Short exercise 1 –
Answer these questions about the RBM code excerpt. Put each answer on its own line, marked (a), (b) and (c) like the questions.
(a) What method does the docstring say is used to maximize the likelihood of v?
(b) What shape does the docstring give for v_pos?
(c) According to the last comment, without softmax, what can v_neg have per one-hot vector?

Excerpt –
┌──

RBM.py 文件源码-python代码片段

def _fit(self, v_pos):
        """Inner fit for one mini-batch.

        Adjust the parameters to maximize the likelihood of v using
        Stochastic Maximum Likelihood (SML).

        v_pos : array-like, shape (n_samples, n_features)
            The data to use for training.
        """
        h_pos = self._mean_hiddens(v_pos)
        # TODO: Worth trying with visible probabilities rather than binary states.
        # PG: it is common to use p_i instead of sampling a binary value'... 'it reduces
        # sampling noise this allowing faster learning. There is some evidence that it leads
        # to slightly worse density models'

        # I'm confounded by the fact that we seem to get more effective models WITHOUT
        # softmax visible units. The only explanation I can think of is that it's like
        # a pseudo-version of using visible probabilities. Without softmax, v_neg
        # can have multiple 1s per one-hot vector, which maybe somehow accelerates learning?

└──

Supplied records –
┌──

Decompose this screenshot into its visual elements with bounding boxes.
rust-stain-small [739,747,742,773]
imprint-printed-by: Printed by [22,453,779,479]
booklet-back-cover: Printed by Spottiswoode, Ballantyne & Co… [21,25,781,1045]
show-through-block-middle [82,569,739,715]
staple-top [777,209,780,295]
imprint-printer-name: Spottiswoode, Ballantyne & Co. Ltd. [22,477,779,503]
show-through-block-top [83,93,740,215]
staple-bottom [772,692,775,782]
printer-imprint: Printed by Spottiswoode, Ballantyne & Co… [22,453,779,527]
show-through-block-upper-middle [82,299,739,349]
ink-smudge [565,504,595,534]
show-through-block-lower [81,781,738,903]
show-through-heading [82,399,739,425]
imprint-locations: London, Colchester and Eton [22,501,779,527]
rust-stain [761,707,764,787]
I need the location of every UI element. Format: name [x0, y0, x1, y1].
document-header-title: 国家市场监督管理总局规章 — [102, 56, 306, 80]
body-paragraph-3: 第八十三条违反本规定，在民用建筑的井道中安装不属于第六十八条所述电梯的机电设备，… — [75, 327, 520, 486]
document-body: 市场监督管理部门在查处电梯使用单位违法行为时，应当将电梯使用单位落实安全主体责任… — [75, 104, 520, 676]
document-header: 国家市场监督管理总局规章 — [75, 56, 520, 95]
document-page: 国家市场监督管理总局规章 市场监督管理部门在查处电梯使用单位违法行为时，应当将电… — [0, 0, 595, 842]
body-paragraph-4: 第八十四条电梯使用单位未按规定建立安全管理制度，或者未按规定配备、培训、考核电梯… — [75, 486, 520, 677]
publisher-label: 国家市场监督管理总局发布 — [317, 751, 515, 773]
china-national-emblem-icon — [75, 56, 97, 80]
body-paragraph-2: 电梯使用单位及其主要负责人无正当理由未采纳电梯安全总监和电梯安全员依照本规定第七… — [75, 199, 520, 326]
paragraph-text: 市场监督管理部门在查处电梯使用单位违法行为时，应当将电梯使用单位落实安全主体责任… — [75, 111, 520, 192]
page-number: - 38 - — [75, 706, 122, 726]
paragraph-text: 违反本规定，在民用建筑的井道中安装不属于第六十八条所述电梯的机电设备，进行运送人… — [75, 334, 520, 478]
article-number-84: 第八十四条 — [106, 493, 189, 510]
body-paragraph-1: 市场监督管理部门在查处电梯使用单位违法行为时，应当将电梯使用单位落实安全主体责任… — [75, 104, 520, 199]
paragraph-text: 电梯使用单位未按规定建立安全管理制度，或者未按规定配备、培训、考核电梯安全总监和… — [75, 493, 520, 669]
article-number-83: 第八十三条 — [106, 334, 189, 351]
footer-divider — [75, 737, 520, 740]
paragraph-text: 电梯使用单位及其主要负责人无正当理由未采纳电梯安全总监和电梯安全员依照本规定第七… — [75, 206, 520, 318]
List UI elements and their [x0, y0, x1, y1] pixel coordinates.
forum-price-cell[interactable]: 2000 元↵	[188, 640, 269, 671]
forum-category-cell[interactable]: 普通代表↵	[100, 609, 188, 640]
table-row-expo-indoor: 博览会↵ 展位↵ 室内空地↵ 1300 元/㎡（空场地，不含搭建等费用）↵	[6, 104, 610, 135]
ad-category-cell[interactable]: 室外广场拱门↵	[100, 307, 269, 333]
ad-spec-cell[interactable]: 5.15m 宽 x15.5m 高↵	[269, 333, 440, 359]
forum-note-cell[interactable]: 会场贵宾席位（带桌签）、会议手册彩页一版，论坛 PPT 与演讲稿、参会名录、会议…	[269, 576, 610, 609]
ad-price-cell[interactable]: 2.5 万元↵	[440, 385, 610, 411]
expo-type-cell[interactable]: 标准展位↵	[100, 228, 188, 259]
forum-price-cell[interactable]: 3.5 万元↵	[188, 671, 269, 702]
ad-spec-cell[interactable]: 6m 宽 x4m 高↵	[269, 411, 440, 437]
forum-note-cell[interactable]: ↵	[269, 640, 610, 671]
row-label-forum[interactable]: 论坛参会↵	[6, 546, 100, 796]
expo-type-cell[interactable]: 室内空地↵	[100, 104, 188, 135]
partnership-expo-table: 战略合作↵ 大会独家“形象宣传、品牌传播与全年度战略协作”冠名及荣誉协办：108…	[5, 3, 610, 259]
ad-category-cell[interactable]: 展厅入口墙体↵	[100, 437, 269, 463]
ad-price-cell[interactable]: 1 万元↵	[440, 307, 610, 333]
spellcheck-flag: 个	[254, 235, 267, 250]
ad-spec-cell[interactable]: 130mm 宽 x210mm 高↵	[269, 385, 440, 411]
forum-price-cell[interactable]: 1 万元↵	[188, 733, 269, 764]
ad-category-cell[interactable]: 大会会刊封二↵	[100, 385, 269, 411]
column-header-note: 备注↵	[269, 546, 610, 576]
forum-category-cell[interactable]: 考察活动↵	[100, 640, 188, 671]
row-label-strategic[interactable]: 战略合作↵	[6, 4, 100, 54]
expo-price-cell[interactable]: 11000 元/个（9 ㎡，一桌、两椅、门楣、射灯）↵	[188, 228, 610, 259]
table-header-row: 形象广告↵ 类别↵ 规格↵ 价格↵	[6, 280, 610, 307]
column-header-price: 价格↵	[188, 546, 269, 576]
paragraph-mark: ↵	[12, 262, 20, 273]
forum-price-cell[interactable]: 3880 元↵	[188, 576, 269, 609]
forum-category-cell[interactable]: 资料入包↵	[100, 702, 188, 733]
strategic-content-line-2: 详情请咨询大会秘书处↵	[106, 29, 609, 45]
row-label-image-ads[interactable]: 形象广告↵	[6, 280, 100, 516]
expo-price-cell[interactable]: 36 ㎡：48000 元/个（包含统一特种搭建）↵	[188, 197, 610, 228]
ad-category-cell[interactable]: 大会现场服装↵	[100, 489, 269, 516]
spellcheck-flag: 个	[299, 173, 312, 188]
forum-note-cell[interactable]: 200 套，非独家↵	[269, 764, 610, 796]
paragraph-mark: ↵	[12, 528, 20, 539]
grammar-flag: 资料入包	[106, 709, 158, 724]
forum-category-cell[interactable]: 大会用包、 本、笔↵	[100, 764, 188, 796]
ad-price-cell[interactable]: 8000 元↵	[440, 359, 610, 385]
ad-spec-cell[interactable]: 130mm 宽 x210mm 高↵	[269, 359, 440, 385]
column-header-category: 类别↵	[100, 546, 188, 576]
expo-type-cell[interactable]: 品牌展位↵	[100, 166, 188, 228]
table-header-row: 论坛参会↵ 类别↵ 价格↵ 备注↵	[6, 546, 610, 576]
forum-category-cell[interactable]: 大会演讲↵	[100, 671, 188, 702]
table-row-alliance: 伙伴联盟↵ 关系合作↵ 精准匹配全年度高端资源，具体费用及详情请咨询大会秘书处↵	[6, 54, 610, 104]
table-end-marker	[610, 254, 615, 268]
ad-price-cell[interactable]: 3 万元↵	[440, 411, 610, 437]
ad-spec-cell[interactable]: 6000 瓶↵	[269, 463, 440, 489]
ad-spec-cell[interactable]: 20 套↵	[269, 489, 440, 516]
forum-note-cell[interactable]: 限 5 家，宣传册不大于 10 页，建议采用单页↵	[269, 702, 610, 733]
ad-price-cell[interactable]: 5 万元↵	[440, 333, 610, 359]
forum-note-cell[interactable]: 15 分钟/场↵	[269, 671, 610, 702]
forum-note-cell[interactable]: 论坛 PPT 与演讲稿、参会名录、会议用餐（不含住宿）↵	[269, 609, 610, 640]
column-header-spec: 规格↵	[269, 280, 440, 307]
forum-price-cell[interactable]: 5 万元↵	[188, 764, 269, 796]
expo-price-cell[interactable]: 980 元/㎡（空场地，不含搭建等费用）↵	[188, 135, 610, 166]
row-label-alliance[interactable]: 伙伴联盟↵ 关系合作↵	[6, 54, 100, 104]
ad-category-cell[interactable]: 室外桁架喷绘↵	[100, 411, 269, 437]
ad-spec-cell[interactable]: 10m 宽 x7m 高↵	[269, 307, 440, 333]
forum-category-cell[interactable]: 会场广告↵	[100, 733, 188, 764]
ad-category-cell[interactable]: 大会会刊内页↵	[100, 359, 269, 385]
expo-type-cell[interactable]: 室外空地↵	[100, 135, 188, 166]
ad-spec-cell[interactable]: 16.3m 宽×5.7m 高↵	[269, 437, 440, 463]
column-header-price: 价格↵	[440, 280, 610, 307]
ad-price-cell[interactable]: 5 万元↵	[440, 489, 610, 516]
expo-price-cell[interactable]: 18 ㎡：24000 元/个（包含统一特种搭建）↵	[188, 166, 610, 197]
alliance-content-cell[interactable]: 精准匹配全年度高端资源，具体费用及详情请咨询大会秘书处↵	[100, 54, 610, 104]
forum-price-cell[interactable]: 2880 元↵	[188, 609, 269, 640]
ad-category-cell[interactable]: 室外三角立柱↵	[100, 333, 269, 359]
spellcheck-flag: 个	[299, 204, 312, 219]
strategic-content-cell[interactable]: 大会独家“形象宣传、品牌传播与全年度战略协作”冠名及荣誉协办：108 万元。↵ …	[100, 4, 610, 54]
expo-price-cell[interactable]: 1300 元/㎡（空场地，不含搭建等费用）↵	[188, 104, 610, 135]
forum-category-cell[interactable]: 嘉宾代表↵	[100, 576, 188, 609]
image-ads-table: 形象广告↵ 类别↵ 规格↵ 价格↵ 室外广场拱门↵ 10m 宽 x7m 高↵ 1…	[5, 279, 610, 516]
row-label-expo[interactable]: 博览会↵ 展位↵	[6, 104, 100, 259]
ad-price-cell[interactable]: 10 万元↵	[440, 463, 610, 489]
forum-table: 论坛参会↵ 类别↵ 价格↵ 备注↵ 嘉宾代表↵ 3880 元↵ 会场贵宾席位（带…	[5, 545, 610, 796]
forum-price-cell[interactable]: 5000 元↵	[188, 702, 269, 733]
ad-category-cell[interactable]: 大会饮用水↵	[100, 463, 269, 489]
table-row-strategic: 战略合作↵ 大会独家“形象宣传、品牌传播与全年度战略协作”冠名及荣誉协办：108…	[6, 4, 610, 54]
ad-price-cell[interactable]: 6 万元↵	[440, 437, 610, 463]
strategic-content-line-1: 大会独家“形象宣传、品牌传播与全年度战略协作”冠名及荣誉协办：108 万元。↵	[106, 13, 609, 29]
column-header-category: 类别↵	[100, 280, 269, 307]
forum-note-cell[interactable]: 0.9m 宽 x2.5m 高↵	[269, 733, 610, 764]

└──

Short exercise 2 –
Write out the listing again word for word, from its first line through the line with "show-through-block-middle [82,569,739,715]".

Full solution 1 –
(a) Stochastic Maximum Likelihood (SML)
(b) (n_samples, n_features)
(c) Multiple 1s

Full solution 2 –
Decompose this screenshot into its visual elements with bounding boxes.
rust-stain-small [739,747,742,773]
imprint-printed-by: Printed by [22,453,779,479]
booklet-back-cover: Printed by Spottiswoode, Ballantyne & Co… [21,25,781,1045]
show-through-block-middle [82,569,739,715]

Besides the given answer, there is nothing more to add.